PROVIDED DATA:
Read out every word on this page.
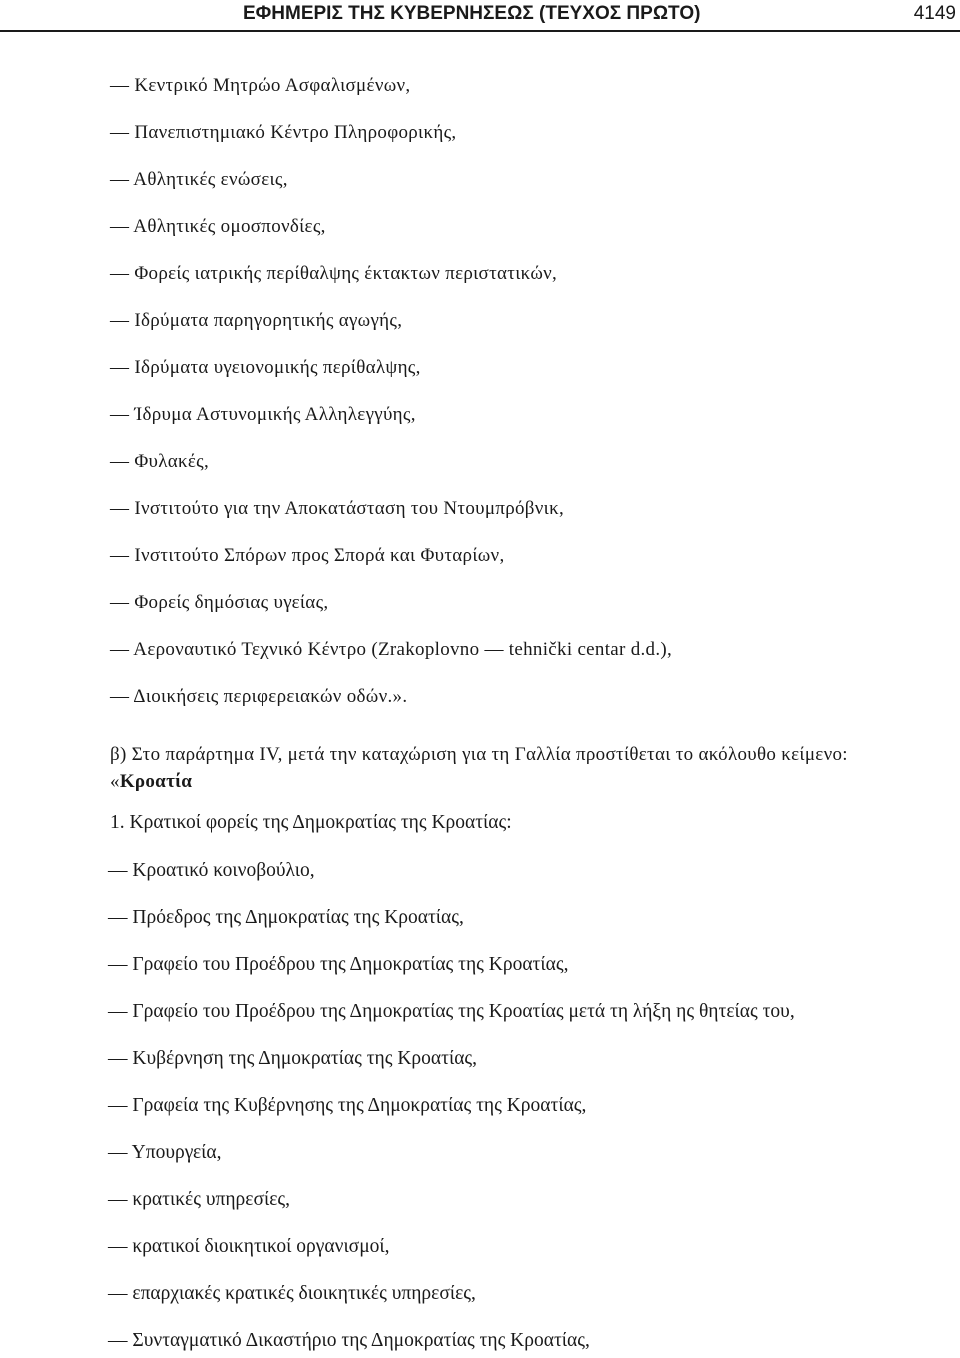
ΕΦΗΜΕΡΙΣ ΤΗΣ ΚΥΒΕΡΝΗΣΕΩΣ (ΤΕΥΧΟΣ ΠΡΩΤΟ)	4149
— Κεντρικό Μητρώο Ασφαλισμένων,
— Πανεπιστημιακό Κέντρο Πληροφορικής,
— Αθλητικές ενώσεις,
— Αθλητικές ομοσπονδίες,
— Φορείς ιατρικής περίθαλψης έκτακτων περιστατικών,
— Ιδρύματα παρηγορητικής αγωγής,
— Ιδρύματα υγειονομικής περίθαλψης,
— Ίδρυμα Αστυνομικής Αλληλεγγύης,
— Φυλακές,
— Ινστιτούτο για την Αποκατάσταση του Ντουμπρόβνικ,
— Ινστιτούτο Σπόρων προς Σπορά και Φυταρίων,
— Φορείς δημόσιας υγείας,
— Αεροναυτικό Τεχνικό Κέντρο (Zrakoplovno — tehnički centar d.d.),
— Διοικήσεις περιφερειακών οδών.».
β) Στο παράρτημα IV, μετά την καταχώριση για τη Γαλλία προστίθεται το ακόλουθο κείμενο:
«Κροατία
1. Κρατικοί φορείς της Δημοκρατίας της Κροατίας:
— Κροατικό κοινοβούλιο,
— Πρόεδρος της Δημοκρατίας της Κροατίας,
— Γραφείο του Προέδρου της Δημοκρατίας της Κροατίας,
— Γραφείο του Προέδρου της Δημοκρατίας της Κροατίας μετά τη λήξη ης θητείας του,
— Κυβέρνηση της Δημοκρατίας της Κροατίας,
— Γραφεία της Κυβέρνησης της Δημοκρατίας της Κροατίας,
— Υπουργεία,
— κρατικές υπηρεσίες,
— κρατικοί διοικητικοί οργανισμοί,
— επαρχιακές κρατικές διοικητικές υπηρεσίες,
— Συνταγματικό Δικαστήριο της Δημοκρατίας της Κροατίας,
* * *
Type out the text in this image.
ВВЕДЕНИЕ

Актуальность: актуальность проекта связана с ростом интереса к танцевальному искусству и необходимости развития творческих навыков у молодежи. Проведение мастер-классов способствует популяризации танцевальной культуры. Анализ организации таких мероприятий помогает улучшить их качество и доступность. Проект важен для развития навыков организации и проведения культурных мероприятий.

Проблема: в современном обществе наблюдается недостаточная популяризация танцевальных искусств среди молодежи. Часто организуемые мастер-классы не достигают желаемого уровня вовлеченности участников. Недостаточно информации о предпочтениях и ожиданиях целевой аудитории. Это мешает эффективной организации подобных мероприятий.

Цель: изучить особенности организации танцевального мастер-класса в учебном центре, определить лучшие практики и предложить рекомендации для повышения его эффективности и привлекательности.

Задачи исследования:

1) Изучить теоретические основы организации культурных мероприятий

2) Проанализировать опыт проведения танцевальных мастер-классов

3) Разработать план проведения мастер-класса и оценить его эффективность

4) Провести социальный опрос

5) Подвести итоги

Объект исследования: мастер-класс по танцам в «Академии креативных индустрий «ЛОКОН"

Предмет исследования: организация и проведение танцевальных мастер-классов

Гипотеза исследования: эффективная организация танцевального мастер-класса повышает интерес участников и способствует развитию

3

TASK DIRECTIONS: Copy out each line of the entries that holds "организация".

ANSWER BELOW:
Предмет исследования: организация и проведение танцевальных мастер-классов
Гипотеза исследования: эффективная организация танцевального мастер-класса повышает интерес участников и способствует развитию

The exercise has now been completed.